SOURCE RECORDS:

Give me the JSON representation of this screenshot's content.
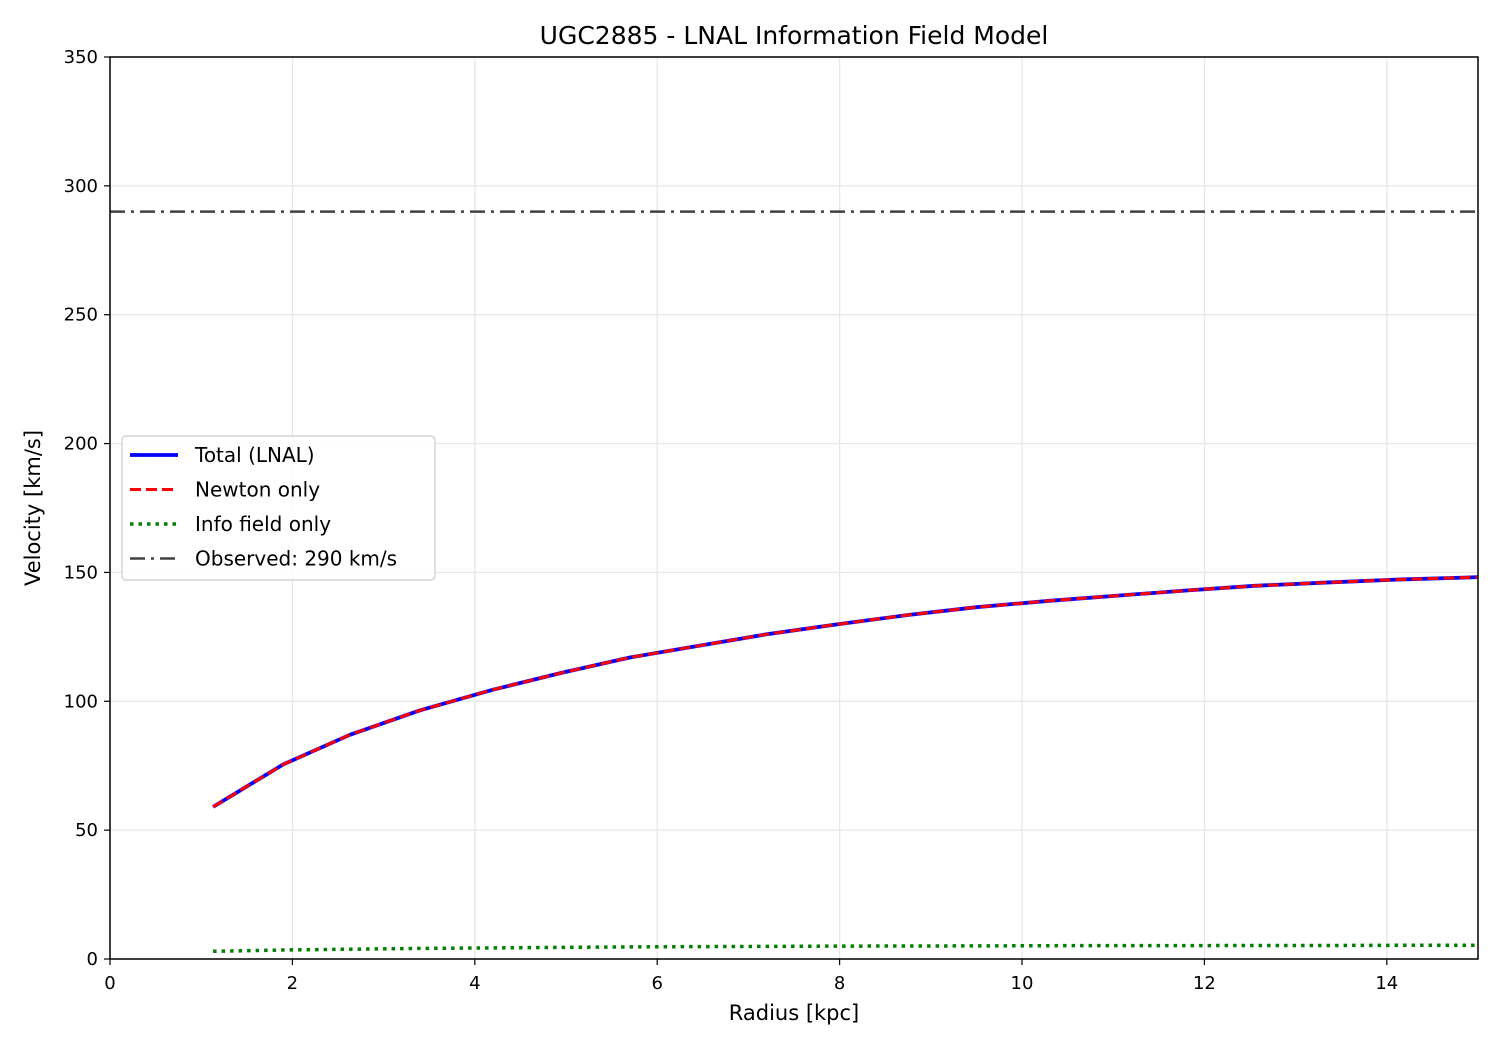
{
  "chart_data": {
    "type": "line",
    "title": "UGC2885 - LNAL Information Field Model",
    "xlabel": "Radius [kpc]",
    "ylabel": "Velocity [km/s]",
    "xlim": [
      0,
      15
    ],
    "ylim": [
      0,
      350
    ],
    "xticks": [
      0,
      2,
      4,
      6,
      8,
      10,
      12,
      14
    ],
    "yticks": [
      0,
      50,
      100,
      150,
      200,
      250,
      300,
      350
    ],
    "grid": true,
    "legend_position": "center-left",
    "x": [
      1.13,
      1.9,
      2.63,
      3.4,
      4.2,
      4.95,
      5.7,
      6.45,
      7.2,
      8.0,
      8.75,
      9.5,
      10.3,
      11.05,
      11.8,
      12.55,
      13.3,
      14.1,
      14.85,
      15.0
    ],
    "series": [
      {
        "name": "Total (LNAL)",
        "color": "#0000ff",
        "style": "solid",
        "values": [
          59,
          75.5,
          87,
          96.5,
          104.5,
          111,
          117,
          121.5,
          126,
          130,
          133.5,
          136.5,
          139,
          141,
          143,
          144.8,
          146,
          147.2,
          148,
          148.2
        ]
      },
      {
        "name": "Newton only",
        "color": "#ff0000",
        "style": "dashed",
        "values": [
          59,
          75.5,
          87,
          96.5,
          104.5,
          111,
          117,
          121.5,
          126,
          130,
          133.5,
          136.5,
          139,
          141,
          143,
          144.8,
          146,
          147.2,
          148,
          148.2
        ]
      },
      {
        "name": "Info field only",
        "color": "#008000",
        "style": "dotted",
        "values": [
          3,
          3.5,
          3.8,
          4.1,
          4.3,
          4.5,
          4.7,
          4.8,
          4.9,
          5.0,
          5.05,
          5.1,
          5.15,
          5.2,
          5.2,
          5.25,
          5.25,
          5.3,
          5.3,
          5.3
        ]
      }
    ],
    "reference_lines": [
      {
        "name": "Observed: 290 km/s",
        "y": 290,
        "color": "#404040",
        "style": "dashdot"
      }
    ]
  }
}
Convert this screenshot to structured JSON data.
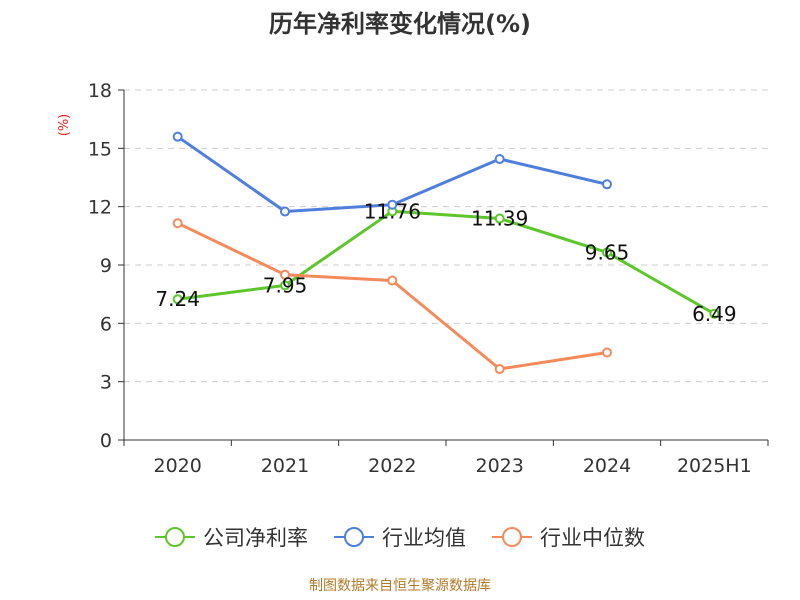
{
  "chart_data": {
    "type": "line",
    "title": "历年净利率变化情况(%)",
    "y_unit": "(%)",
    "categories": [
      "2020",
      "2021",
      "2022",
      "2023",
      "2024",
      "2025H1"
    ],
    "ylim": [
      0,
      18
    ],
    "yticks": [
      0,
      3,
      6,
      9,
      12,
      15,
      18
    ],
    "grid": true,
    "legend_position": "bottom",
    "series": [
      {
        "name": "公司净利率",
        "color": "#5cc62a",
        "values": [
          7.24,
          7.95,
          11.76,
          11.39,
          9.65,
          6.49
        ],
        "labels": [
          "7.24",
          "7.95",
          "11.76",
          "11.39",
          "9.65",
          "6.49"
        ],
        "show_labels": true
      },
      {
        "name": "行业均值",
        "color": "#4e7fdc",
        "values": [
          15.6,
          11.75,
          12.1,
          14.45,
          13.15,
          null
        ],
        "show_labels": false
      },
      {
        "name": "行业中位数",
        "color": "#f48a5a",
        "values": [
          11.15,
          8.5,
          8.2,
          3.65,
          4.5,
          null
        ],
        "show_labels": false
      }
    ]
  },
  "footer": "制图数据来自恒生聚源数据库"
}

OBJECTIVE:
Would you mind returning each entry above word for word, skipping the images?

FULL ANSWER:
Give me the JSON representation of this screenshot's content.
{
  "chart_data": {
    "type": "line",
    "title": "UGC2885 - LNAL Information Field Model",
    "xlabel": "Radius [kpc]",
    "ylabel": "Velocity [km/s]",
    "xlim": [
      0,
      15
    ],
    "ylim": [
      0,
      350
    ],
    "xticks": [
      0,
      2,
      4,
      6,
      8,
      10,
      12,
      14
    ],
    "yticks": [
      0,
      50,
      100,
      150,
      200,
      250,
      300,
      350
    ],
    "grid": true,
    "legend_position": "center-left",
    "x": [
      1.13,
      1.9,
      2.63,
      3.4,
      4.2,
      4.95,
      5.7,
      6.45,
      7.2,
      8.0,
      8.75,
      9.5,
      10.3,
      11.05,
      11.8,
      12.55,
      13.3,
      14.1,
      14.85,
      15.0
    ],
    "series": [
      {
        "name": "Total (LNAL)",
        "color": "#0000ff",
        "style": "solid",
        "values": [
          59,
          75.5,
          87,
          96.5,
          104.5,
          111,
          117,
          121.5,
          126,
          130,
          133.5,
          136.5,
          139,
          141,
          143,
          144.8,
          146,
          147.2,
          148,
          148.2
        ]
      },
      {
        "name": "Newton only",
        "color": "#ff0000",
        "style": "dashed",
        "values": [
          59,
          75.5,
          87,
          96.5,
          104.5,
          111,
          117,
          121.5,
          126,
          130,
          133.5,
          136.5,
          139,
          141,
          143,
          144.8,
          146,
          147.2,
          148,
          148.2
        ]
      },
      {
        "name": "Info field only",
        "color": "#008000",
        "style": "dotted",
        "values": [
          3,
          3.5,
          3.8,
          4.1,
          4.3,
          4.5,
          4.7,
          4.8,
          4.9,
          5.0,
          5.05,
          5.1,
          5.15,
          5.2,
          5.2,
          5.25,
          5.25,
          5.3,
          5.3,
          5.3
        ]
      }
    ],
    "reference_lines": [
      {
        "name": "Observed: 290 km/s",
        "y": 290,
        "color": "#404040",
        "style": "dashdot"
      }
    ]
  }
}
Convert this screenshot to structured JSON data.
{
  "chart_data": {
    "type": "line",
    "title": "历年净利率变化情况(%)",
    "y_unit": "(%)",
    "categories": [
      "2020",
      "2021",
      "2022",
      "2023",
      "2024",
      "2025H1"
    ],
    "ylim": [
      0,
      18
    ],
    "yticks": [
      0,
      3,
      6,
      9,
      12,
      15,
      18
    ],
    "grid": true,
    "legend_position": "bottom",
    "series": [
      {
        "name": "公司净利率",
        "color": "#5cc62a",
        "values": [
          7.24,
          7.95,
          11.76,
          11.39,
          9.65,
          6.49
        ],
        "labels": [
          "7.24",
          "7.95",
          "11.76",
          "11.39",
          "9.65",
          "6.49"
        ],
        "show_labels": true
      },
      {
        "name": "行业均值",
        "color": "#4e7fdc",
        "values": [
          15.6,
          11.75,
          12.1,
          14.45,
          13.15,
          null
        ],
        "show_labels": false
      },
      {
        "name": "行业中位数",
        "color": "#f48a5a",
        "values": [
          11.15,
          8.5,
          8.2,
          3.65,
          4.5,
          null
        ],
        "show_labels": false
      }
    ]
  },
  "footer": "制图数据来自恒生聚源数据库"
}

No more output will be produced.